» TASK PROMPT
Gather up the lines with the word "submit" in them.

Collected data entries
•••••

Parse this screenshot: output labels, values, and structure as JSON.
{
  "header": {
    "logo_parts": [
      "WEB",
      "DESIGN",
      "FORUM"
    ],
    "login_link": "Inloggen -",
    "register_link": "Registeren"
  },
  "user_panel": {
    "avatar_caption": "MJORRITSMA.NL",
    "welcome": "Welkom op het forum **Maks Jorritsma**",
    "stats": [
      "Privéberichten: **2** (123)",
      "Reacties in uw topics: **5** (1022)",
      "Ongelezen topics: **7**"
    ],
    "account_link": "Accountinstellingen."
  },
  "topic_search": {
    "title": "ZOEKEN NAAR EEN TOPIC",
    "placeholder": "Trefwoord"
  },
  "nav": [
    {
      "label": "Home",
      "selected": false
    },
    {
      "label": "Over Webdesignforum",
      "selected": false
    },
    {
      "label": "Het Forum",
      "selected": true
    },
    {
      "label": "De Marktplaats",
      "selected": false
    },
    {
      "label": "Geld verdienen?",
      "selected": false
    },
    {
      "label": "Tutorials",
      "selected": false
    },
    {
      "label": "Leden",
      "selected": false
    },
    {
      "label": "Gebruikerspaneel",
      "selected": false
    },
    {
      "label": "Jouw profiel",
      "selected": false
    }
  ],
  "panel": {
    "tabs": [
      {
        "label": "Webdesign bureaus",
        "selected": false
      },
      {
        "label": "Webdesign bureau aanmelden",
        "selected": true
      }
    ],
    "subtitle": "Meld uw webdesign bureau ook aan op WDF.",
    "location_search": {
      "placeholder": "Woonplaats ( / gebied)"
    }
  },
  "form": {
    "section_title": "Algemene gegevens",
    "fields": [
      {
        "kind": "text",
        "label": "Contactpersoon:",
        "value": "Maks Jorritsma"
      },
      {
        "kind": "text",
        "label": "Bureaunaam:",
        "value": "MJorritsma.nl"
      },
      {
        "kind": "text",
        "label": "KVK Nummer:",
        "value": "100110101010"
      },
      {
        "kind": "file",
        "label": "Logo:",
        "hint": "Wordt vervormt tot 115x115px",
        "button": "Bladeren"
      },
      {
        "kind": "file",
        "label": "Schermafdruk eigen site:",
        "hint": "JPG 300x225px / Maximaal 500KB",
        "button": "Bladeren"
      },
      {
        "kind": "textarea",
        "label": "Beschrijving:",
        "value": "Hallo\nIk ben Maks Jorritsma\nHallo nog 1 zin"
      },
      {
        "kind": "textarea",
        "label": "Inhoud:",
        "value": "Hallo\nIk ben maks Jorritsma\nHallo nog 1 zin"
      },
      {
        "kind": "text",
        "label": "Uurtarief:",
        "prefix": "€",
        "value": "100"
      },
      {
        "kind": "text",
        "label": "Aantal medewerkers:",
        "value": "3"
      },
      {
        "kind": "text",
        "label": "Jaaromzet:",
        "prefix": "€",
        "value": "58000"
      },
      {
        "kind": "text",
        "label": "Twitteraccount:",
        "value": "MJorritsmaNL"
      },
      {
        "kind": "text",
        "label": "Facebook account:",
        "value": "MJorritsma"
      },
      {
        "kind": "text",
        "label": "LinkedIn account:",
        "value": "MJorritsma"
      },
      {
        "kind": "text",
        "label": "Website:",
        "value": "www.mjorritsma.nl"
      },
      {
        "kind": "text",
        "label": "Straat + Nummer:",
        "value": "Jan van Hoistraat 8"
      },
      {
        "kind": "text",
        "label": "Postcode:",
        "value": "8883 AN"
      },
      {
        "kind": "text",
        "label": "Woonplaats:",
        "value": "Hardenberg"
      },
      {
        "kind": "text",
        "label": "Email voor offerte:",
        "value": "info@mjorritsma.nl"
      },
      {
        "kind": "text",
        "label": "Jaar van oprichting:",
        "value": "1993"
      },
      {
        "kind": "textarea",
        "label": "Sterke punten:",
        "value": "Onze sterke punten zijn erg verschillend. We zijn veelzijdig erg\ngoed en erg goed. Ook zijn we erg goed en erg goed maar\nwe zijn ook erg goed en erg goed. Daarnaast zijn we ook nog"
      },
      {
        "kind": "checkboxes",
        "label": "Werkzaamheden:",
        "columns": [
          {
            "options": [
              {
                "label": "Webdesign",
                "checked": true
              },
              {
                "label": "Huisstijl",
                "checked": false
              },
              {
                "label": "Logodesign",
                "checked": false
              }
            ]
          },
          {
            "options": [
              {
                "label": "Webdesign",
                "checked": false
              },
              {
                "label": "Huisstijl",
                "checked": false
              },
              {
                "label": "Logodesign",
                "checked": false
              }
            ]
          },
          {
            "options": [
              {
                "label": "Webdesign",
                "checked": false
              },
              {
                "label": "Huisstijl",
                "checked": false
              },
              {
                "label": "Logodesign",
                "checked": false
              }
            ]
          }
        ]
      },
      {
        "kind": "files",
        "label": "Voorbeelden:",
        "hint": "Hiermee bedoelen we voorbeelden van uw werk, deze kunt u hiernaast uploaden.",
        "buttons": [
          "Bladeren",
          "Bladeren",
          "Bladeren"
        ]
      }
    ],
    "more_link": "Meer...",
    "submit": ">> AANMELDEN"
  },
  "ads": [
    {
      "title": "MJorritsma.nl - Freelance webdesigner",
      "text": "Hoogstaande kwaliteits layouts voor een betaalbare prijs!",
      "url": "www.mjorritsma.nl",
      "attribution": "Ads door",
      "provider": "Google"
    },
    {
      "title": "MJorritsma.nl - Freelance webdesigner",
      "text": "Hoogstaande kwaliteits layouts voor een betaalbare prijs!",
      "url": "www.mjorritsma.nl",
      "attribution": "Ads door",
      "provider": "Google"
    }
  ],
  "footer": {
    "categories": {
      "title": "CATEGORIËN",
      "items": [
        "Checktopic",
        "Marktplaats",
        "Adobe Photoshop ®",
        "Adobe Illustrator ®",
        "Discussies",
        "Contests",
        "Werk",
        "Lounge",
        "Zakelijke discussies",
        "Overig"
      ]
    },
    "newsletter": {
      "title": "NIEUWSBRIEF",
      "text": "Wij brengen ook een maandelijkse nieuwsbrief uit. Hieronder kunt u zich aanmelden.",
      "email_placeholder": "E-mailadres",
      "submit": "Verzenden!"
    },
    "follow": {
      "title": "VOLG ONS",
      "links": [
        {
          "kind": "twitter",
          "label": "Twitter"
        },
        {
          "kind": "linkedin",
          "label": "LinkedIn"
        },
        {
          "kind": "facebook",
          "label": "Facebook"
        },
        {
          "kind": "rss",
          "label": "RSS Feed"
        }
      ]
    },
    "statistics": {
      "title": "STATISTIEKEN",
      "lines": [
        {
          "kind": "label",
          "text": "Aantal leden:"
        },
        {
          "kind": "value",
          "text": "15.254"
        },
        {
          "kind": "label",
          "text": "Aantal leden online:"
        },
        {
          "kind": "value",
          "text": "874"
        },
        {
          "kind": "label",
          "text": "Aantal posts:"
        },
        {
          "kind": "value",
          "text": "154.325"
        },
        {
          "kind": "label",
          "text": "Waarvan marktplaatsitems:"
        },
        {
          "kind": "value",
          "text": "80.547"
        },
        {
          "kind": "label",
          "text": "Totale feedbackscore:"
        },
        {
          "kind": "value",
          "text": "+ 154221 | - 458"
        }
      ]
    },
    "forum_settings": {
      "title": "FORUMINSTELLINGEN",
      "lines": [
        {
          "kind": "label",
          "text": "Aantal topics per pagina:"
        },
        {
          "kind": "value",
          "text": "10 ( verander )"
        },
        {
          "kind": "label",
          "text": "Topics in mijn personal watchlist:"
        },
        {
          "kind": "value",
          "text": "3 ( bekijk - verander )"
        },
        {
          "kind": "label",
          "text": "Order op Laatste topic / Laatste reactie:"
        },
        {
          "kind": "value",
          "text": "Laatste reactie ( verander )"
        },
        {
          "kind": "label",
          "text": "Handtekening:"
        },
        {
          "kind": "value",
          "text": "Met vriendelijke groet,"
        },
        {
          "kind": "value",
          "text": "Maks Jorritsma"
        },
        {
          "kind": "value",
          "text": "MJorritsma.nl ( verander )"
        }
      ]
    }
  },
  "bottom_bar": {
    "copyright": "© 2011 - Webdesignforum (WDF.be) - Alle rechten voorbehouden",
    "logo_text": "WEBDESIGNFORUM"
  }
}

•••••

» TASK SOLUTION
    "submit": ">> AANMELDEN"
      "submit": "Verzenden!"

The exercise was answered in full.